▶ **DESCRIPTION OF THE TASK**
For the material that follows, list every line containing the word "always".

(Data listing)
________________________
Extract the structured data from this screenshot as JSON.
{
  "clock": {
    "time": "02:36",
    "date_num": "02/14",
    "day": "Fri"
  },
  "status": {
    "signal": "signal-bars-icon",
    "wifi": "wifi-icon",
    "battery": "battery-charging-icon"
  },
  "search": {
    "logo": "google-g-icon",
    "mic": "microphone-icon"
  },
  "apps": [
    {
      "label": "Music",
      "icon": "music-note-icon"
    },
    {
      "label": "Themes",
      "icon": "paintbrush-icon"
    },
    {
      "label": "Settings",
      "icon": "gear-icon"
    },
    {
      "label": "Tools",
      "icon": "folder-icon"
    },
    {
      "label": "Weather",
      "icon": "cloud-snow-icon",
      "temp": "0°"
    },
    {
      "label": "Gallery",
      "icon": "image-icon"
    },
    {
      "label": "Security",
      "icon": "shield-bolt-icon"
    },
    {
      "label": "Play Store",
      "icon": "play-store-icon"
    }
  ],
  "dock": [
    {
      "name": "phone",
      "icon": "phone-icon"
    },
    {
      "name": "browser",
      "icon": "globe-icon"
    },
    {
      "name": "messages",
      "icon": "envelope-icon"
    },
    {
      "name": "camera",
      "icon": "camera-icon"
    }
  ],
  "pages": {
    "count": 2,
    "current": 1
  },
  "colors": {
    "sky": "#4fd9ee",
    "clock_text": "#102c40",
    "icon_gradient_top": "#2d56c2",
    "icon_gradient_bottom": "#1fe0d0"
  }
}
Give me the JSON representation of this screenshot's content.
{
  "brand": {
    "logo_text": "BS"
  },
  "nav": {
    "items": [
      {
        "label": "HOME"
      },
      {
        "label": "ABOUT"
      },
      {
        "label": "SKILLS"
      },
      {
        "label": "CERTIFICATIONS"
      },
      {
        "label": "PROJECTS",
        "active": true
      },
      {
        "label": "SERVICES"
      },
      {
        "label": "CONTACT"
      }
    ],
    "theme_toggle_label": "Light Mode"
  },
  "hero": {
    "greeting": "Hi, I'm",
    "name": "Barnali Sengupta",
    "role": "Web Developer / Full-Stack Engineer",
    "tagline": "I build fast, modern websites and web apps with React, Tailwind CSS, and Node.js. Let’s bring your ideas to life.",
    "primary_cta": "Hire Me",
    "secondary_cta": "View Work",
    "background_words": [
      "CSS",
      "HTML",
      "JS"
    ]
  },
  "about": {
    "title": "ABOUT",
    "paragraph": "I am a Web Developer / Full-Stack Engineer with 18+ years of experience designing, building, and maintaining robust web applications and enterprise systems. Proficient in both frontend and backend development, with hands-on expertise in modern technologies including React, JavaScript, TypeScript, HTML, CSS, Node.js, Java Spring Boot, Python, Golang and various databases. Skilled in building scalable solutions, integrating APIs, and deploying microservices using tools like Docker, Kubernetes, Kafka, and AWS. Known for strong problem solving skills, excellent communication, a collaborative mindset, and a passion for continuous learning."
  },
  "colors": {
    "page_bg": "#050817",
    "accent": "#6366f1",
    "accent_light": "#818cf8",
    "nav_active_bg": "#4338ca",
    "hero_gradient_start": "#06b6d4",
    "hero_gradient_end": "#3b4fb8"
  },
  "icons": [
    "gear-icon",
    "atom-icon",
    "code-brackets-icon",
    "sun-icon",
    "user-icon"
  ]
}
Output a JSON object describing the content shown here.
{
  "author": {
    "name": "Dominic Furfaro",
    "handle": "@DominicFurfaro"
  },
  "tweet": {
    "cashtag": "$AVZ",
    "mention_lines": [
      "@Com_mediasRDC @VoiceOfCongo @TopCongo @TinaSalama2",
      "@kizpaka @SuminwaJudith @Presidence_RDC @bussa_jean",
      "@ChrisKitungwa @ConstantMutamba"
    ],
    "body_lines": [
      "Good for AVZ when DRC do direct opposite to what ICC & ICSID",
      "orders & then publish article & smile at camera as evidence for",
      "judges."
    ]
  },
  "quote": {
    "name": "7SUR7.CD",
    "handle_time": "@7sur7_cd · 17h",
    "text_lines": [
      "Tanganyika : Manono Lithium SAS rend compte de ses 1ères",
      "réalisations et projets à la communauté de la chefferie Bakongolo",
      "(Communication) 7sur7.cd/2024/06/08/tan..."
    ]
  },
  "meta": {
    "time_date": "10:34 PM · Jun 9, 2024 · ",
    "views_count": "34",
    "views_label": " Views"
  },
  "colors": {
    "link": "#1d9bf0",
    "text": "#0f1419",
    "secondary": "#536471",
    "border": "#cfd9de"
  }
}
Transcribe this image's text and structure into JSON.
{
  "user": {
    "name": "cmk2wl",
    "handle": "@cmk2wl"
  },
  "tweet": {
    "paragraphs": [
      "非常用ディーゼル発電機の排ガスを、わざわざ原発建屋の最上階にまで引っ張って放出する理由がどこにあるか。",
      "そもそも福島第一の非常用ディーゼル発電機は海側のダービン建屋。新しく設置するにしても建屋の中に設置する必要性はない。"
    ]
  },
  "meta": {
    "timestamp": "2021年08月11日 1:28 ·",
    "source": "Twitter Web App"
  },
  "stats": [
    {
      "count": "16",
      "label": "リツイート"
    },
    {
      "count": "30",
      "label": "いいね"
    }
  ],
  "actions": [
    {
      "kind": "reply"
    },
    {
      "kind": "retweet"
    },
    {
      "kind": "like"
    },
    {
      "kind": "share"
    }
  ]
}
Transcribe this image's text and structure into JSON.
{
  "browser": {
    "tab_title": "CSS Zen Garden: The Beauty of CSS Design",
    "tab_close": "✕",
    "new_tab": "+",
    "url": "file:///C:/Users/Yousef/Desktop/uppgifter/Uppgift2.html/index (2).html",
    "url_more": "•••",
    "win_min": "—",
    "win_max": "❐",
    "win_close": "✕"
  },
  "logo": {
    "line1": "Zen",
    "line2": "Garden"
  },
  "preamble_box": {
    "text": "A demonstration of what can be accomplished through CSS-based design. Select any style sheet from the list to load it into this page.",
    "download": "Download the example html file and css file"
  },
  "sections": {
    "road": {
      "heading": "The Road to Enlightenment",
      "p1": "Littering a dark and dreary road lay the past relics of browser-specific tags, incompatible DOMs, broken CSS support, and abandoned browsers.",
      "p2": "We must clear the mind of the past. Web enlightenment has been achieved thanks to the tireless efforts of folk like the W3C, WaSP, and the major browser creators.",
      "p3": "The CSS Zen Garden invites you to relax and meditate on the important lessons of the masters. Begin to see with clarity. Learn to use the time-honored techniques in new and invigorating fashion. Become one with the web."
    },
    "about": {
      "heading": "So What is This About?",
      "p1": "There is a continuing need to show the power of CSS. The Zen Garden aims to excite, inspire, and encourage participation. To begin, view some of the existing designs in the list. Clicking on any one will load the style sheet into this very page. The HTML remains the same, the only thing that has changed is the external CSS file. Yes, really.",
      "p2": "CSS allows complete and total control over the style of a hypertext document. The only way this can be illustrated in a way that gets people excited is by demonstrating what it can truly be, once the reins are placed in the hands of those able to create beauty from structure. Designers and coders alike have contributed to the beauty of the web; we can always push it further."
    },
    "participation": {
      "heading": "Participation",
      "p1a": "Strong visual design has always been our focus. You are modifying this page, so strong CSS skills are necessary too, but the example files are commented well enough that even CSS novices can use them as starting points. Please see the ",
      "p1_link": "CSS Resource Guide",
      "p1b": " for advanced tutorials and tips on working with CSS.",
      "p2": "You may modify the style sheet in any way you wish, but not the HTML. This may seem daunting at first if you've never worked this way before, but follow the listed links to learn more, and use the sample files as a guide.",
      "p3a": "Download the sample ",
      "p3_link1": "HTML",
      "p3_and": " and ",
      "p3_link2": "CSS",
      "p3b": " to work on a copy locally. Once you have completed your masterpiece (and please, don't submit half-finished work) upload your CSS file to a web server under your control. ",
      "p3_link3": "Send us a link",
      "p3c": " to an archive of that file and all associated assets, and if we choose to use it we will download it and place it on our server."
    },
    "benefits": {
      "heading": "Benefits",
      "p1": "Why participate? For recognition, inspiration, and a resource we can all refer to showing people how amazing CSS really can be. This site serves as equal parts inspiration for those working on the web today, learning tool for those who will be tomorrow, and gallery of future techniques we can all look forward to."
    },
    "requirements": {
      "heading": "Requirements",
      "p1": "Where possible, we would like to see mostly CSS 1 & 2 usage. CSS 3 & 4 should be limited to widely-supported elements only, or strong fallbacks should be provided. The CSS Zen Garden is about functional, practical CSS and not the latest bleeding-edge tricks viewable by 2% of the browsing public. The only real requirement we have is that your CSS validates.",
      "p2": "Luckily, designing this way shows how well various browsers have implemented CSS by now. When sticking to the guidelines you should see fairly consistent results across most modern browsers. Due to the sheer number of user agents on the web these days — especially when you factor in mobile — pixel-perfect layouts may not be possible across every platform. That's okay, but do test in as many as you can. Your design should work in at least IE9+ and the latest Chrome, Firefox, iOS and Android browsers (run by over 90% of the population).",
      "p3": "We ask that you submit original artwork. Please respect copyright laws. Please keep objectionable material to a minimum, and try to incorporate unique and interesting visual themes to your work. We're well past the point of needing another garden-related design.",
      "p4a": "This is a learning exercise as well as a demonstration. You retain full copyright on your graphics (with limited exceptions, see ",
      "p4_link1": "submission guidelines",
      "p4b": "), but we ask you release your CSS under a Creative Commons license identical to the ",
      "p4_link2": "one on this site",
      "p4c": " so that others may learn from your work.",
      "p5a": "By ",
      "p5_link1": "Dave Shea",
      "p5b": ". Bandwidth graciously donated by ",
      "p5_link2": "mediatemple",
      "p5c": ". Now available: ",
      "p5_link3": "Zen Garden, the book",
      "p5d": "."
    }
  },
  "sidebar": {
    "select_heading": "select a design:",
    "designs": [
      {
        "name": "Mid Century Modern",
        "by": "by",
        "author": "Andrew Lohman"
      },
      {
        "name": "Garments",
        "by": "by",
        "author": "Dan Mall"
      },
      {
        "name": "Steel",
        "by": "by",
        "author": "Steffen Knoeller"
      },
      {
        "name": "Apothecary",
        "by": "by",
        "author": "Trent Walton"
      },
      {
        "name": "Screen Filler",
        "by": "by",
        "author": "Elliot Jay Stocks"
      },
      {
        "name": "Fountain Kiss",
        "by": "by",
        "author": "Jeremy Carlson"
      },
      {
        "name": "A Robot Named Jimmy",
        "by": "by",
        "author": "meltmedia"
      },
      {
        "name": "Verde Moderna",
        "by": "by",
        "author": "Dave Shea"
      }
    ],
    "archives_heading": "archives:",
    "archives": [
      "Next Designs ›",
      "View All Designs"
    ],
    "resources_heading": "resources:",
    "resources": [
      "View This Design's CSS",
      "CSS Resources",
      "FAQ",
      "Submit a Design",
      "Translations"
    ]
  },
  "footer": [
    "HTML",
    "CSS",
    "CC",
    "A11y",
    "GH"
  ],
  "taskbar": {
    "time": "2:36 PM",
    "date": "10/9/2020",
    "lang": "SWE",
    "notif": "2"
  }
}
________________________
▶ **RESPONSE**
      "p2": "CSS allows complete and total control over the style of a hypertext document. The only way this can be illustrated in a way that gets people excited is by demonstrating what it can truly be, once the reins are placed in the hands of those able to create beauty from structure. Designers and coders alike have contributed to the beauty of the web; we can always push it further."
      "p1a": "Strong visual design has always been our focus. You are modifying this page, so strong CSS skills are necessary too, but the example files are commented well enough that even CSS novices can use them as starting points. Please see the ",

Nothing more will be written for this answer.